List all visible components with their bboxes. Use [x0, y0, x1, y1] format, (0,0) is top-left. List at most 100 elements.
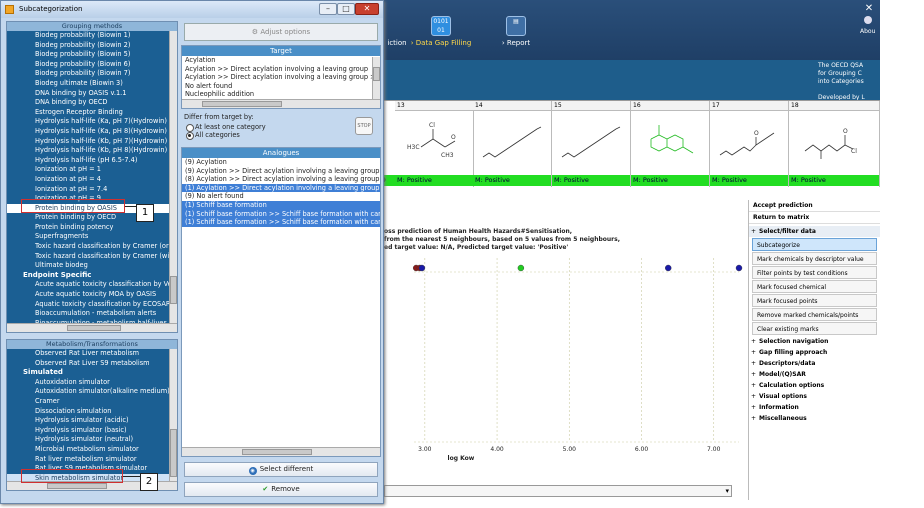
scrollbar-thumb[interactable] [242, 449, 312, 455]
scrollbar-thumb[interactable] [170, 276, 177, 304]
tree-item[interactable]: Biodeg ultimate (Biowin 3) [7, 79, 177, 89]
panel-section[interactable]: Model/(Q)SAR [749, 369, 880, 380]
tree-item[interactable]: Ionization at pH = 1 [7, 165, 177, 175]
tree-item[interactable]: Autoxidation simulator [7, 378, 177, 388]
tree-item[interactable]: Bioaccumulation - metabolism alerts [7, 309, 177, 319]
tree-item[interactable]: Protein binding potency [7, 223, 177, 233]
target-line[interactable]: Nucleophilic addition [182, 90, 380, 99]
analogue-line[interactable]: (1) Schiff base formation >> Schiff base… [182, 209, 380, 219]
tree-item[interactable]: Biodeg probability (Biowin 5) [7, 50, 177, 60]
tree-item[interactable]: Ultimate biodeg [7, 261, 177, 271]
scrollbar-thumb[interactable] [373, 67, 380, 81]
analogue-line[interactable]: (1) Schiff base formation >> Schiff base… [182, 218, 380, 227]
tab-report[interactable]: ▤ › Report [496, 16, 536, 56]
tree-item[interactable]: Estrogen Receptor Binding [7, 108, 177, 118]
minimize-button[interactable]: – [319, 3, 337, 15]
scrollbar-thumb[interactable] [67, 325, 121, 331]
target-line[interactable]: Acylation >> Direct acylation involving … [182, 65, 380, 74]
vertical-scrollbar[interactable] [169, 349, 177, 482]
analogue-line[interactable]: (1) Acylation >> Direct acylation involv… [182, 183, 380, 193]
tree-item[interactable]: Hydrolysis simulator (neutral) [7, 435, 177, 445]
tree-item[interactable]: DNA binding by OECD [7, 98, 177, 108]
panel-section[interactable]: Miscellaneous [749, 413, 880, 424]
stop-icon[interactable]: STOP [355, 117, 373, 135]
maximize-button[interactable]: □ [337, 3, 355, 15]
matrix-column[interactable]: 13 Cl H3C CH3 O M: Positive [395, 101, 474, 187]
adjust-options-button[interactable]: ⚙ Adjust options [184, 23, 378, 41]
tree-item[interactable]: Hydrolysis simulator (basic) [7, 426, 177, 436]
filter-button[interactable]: Mark chemicals by descriptor value [752, 252, 877, 265]
analogue-line[interactable]: (9) Acylation >> Direct acylation involv… [182, 167, 380, 176]
tree-item[interactable]: Dissociation simulation [7, 407, 177, 417]
tree-item[interactable]: DNA binding by OASIS v.1.1 [7, 89, 177, 99]
analogue-line[interactable]: (9) No alert found [182, 192, 380, 201]
filter-button[interactable]: Clear existing marks [752, 322, 877, 335]
select-filter-header[interactable]: Select/filter data [749, 226, 880, 237]
scrollbar-thumb[interactable] [47, 483, 107, 489]
tree-item[interactable]: Hydrolysis half-life (Ka, pH 7)(Hydrowin… [7, 117, 177, 127]
vertical-scrollbar[interactable] [169, 31, 177, 323]
matrix-column[interactable]: 14 M: Positive [473, 101, 552, 187]
tree-item[interactable]: Acute aquatic toxicity MOA by OASIS [7, 290, 177, 300]
tree-item[interactable]: Ionization at pH = 7.4 [7, 185, 177, 195]
tree-item[interactable]: Hydrolysis half-life (pH 6.5-7.4) [7, 156, 177, 166]
scrollbar-thumb[interactable] [202, 101, 282, 107]
filter-button[interactable]: Remove marked chemicals/points [752, 308, 877, 321]
panel-section[interactable]: Calculation options [749, 380, 880, 391]
tree-item[interactable]: Toxic hazard classification by Cramer (w… [7, 252, 177, 262]
radio-at-least-one[interactable]: At least one category [184, 123, 266, 132]
analogue-line[interactable]: (9) Acylation [182, 158, 380, 167]
matrix-column[interactable]: 15 M: Positive [552, 101, 631, 187]
close-button[interactable]: ✕ [355, 3, 379, 15]
horizontal-scrollbar[interactable] [7, 323, 177, 332]
tab-prediction[interactable]: iction [386, 16, 408, 56]
panel-section[interactable]: Gap filling approach [749, 347, 880, 358]
about-button[interactable]: Abou [860, 16, 880, 46]
analogue-line[interactable]: (8) Acylation >> Direct acylation involv… [182, 175, 380, 184]
app-close-icon[interactable]: ✕ [862, 3, 876, 15]
tree-item[interactable]: Hydrolysis simulator (acidic) [7, 416, 177, 426]
target-line[interactable]: No alert found [182, 82, 380, 91]
bottom-dropdown[interactable]: ▾ [384, 485, 732, 497]
filter-button[interactable]: Mark focused points [752, 294, 877, 307]
select-different-button[interactable]: ◉ Select different [184, 462, 378, 477]
tree-item[interactable]: Biodeg probability (Biowin 1) [7, 31, 177, 41]
tree-item[interactable]: Hydrolysis half-life (Kb, pH 7)(Hydrowin… [7, 137, 177, 147]
target-line[interactable]: Acylation [182, 56, 380, 65]
panel-section[interactable]: Descriptors/data [749, 358, 880, 369]
tree-item[interactable]: Biodeg probability (Biowin 2) [7, 41, 177, 51]
tree-item[interactable]: Cramer [7, 397, 177, 407]
tree-item[interactable]: Superfragments [7, 232, 177, 242]
radio-all-categories[interactable]: All categories [184, 131, 266, 140]
tree-item[interactable]: Aquatic toxicity classification by ECOSA… [7, 300, 177, 310]
return-to-matrix-button[interactable]: Return to matrix [749, 212, 880, 224]
tab-data-gap-filling[interactable]: 0101 01 10100 › Data Gap Filling [410, 16, 472, 56]
tree-item[interactable]: Observed Rat Liver S9 metabolism [7, 359, 177, 369]
tree-item[interactable]: Microbial metabolism simulator [7, 445, 177, 455]
matrix-column[interactable]: 16 M: Positive [631, 101, 710, 187]
tree-item[interactable]: Biodeg probability (Biowin 7) [7, 69, 177, 79]
remove-button[interactable]: ✔ Remove [184, 482, 378, 497]
tree-item[interactable]: Hydrolysis half-life (Ka, pH 8)(Hydrowin… [7, 127, 177, 137]
tree-item[interactable]: Autoxidation simulator(alkaline medium) [7, 387, 177, 397]
analogue-line[interactable]: (1) Schiff base formation [182, 200, 380, 210]
scrollbar-thumb[interactable] [170, 429, 177, 477]
filter-button[interactable]: Subcategorize [752, 238, 877, 251]
panel-section[interactable]: Visual options [749, 391, 880, 402]
filter-button[interactable]: Filter points by test conditions [752, 266, 877, 279]
vertical-scrollbar[interactable] [372, 57, 380, 99]
tree-item[interactable]: Hydrolysis half-life (Kb, pH 8)(Hydrowin… [7, 146, 177, 156]
target-line[interactable]: Acylation >> Direct acylation involving … [182, 73, 380, 82]
tree-item[interactable]: Observed Rat Liver metabolism [7, 349, 177, 359]
accept-prediction-button[interactable]: Accept prediction [749, 200, 880, 212]
horizontal-scrollbar[interactable] [182, 447, 380, 456]
matrix-column[interactable]: 17 O M: Positive [710, 101, 789, 187]
tree-item[interactable]: Acute aquatic toxicity classification by… [7, 280, 177, 290]
panel-section[interactable]: Selection navigation [749, 336, 880, 347]
tree-item[interactable]: Ionization at pH = 4 [7, 175, 177, 185]
tree-item[interactable]: Biodeg probability (Biowin 6) [7, 60, 177, 70]
tree-item[interactable]: Rat liver metabolism simulator [7, 455, 177, 465]
tree-item[interactable]: Toxic hazard classification by Cramer (o… [7, 242, 177, 252]
filter-button[interactable]: Mark focused chemical [752, 280, 877, 293]
horizontal-scrollbar[interactable] [182, 99, 380, 108]
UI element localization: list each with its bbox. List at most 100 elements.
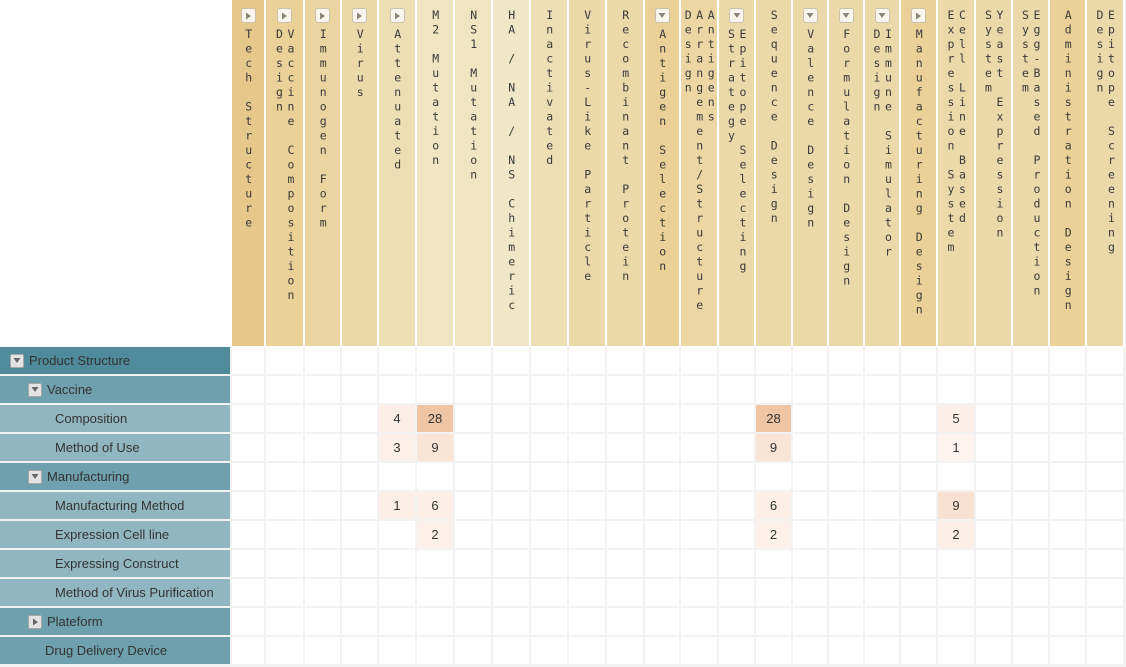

▸ Exercise goal: Everything in the data except the pictures must be retyped exactly.

▸ Answer to the exercise:
List all visible components with their bboxes. Use [x0, y0, x1, y1] format, (0,0) is top-left. List at most 100 elements.
scrollbar-thumb[interactable] [242, 449, 312, 455]
scrollbar-thumb[interactable] [170, 276, 177, 304]
tree-item[interactable]: Biodeg ultimate (Biowin 3) [7, 79, 177, 89]
panel-section[interactable]: Model/(Q)SAR [749, 369, 880, 380]
tree-item[interactable]: Ionization at pH = 1 [7, 165, 177, 175]
tree-item[interactable]: Autoxidation simulator [7, 378, 177, 388]
tree-item[interactable]: Bioaccumulation - metabolism alerts [7, 309, 177, 319]
tree-item[interactable]: Protein binding potency [7, 223, 177, 233]
target-line[interactable]: Nucleophilic addition [182, 90, 380, 99]
analogue-line[interactable]: (1) Schiff base formation >> Schiff base… [182, 209, 380, 219]
tree-item[interactable]: Biodeg probability (Biowin 5) [7, 50, 177, 60]
tree-item[interactable]: Ultimate biodeg [7, 261, 177, 271]
scrollbar-thumb[interactable] [373, 67, 380, 81]
analogue-line[interactable]: (1) Schiff base formation >> Schiff base… [182, 218, 380, 227]
tab-report[interactable]: ▤ › Report [496, 16, 536, 56]
tree-item[interactable]: Estrogen Receptor Binding [7, 108, 177, 118]
minimize-button[interactable]: – [319, 3, 337, 15]
scrollbar-thumb[interactable] [67, 325, 121, 331]
target-line[interactable]: Acylation >> Direct acylation involving … [182, 65, 380, 74]
vertical-scrollbar[interactable] [169, 349, 177, 482]
analogue-line[interactable]: (1) Acylation >> Direct acylation involv… [182, 183, 380, 193]
tree-item[interactable]: Hydrolysis simulator (neutral) [7, 435, 177, 445]
tree-item[interactable]: DNA binding by OECD [7, 98, 177, 108]
panel-section[interactable]: Miscellaneous [749, 413, 880, 424]
stop-icon[interactable]: STOP [355, 117, 373, 135]
maximize-button[interactable]: □ [337, 3, 355, 15]
matrix-column[interactable]: 13 Cl H3C CH3 O M: Positive [395, 101, 474, 187]
adjust-options-button[interactable]: ⚙ Adjust options [184, 23, 378, 41]
tree-item[interactable]: Hydrolysis simulator (basic) [7, 426, 177, 436]
filter-button[interactable]: Mark chemicals by descriptor value [752, 252, 877, 265]
analogue-line[interactable]: (9) Acylation >> Direct acylation involv… [182, 167, 380, 176]
tree-item[interactable]: Dissociation simulation [7, 407, 177, 417]
tree-item[interactable]: DNA binding by OASIS v.1.1 [7, 89, 177, 99]
analogue-line[interactable]: (9) No alert found [182, 192, 380, 201]
filter-button[interactable]: Clear existing marks [752, 322, 877, 335]
select-filter-header[interactable]: Select/filter data [749, 226, 880, 237]
scrollbar-thumb[interactable] [47, 483, 107, 489]
tree-item[interactable]: Hydrolysis half-life (Ka, pH 7)(Hydrowin… [7, 117, 177, 127]
vertical-scrollbar[interactable] [169, 31, 177, 323]
matrix-column[interactable]: 14 M: Positive [473, 101, 552, 187]
tree-item[interactable]: Acute aquatic toxicity MOA by OASIS [7, 290, 177, 300]
tree-item[interactable]: Ionization at pH = 7.4 [7, 185, 177, 195]
tree-item[interactable]: Hydrolysis half-life (pH 6.5-7.4) [7, 156, 177, 166]
scrollbar-thumb[interactable] [202, 101, 282, 107]
filter-button[interactable]: Remove marked chemicals/points [752, 308, 877, 321]
panel-section[interactable]: Calculation options [749, 380, 880, 391]
tree-item[interactable]: Toxic hazard classification by Cramer (w… [7, 252, 177, 262]
radio-at-least-one[interactable]: At least one category [184, 123, 266, 132]
analogue-line[interactable]: (9) Acylation [182, 158, 380, 167]
matrix-column[interactable]: 15 M: Positive [552, 101, 631, 187]
close-button[interactable]: ✕ [355, 3, 379, 15]
horizontal-scrollbar[interactable] [7, 323, 177, 332]
tab-prediction[interactable]: iction [386, 16, 408, 56]
panel-section[interactable]: Gap filling approach [749, 347, 880, 358]
about-button[interactable]: Abou [860, 16, 880, 46]
analogue-line[interactable]: (8) Acylation >> Direct acylation involv… [182, 175, 380, 184]
app-close-icon[interactable]: ✕ [862, 3, 876, 15]
tree-item[interactable]: Hydrolysis simulator (acidic) [7, 416, 177, 426]
target-line[interactable]: No alert found [182, 82, 380, 91]
bottom-dropdown[interactable]: ▾ [384, 485, 732, 497]
filter-button[interactable]: Mark focused points [752, 294, 877, 307]
select-different-button[interactable]: ◉ Select different [184, 462, 378, 477]
tree-item[interactable]: Biodeg probability (Biowin 1) [7, 31, 177, 41]
tree-item[interactable]: Hydrolysis half-life (Kb, pH 7)(Hydrowin… [7, 137, 177, 147]
target-line[interactable]: Acylation [182, 56, 380, 65]
panel-section[interactable]: Descriptors/data [749, 358, 880, 369]
tree-item[interactable]: Biodeg probability (Biowin 2) [7, 41, 177, 51]
tree-item[interactable]: Cramer [7, 397, 177, 407]
tree-item[interactable]: Superfragments [7, 232, 177, 242]
radio-all-categories[interactable]: All categories [184, 131, 266, 140]
tree-item[interactable]: Aquatic toxicity classification by ECOSA… [7, 300, 177, 310]
return-to-matrix-button[interactable]: Return to matrix [749, 212, 880, 224]
tab-data-gap-filling[interactable]: 0101 01 10100 › Data Gap Filling [410, 16, 472, 56]
tree-item[interactable]: Observed Rat Liver S9 metabolism [7, 359, 177, 369]
tree-item[interactable]: Microbial metabolism simulator [7, 445, 177, 455]
matrix-column[interactable]: 16 M: Positive [631, 101, 710, 187]
tree-item[interactable]: Biodeg probability (Biowin 7) [7, 69, 177, 79]
remove-button[interactable]: ✔ Remove [184, 482, 378, 497]
tree-item[interactable]: Hydrolysis half-life (Ka, pH 8)(Hydrowin… [7, 127, 177, 137]
tree-item[interactable]: Autoxidation simulator(alkaline medium) [7, 387, 177, 397]
analogue-line[interactable]: (1) Schiff base formation [182, 200, 380, 210]
scrollbar-thumb[interactable] [170, 429, 177, 477]
filter-button[interactable]: Subcategorize [752, 238, 877, 251]
panel-section[interactable]: Visual options [749, 391, 880, 402]
filter-button[interactable]: Filter points by test conditions [752, 266, 877, 279]
vertical-scrollbar[interactable] [372, 57, 380, 99]
tree-item[interactable]: Hydrolysis half-life (Kb, pH 8)(Hydrowin… [7, 146, 177, 156]
target-line[interactable]: Acylation >> Direct acylation involving … [182, 73, 380, 82]
tree-item[interactable]: Observed Rat Liver metabolism [7, 349, 177, 359]
accept-prediction-button[interactable]: Accept prediction [749, 200, 880, 212]
horizontal-scrollbar[interactable] [182, 447, 380, 456]
matrix-column[interactable]: 17 O M: Positive [710, 101, 789, 187]
tree-item[interactable]: Acute aquatic toxicity classification by… [7, 280, 177, 290]
panel-section[interactable]: Selection navigation [749, 336, 880, 347]
tree-item[interactable]: Ionization at pH = 4 [7, 175, 177, 185]
tree-item[interactable]: Biodeg probability (Biowin 6) [7, 60, 177, 70]
tree-item[interactable]: Rat liver metabolism simulator [7, 455, 177, 465]
tree-item[interactable]: Toxic hazard classification by Cramer (o… [7, 242, 177, 252]
filter-button[interactable]: Mark focused chemical [752, 280, 877, 293]
horizontal-scrollbar[interactable] [182, 99, 380, 108]
UI element localization: list each with its bbox. List at most 100 elements.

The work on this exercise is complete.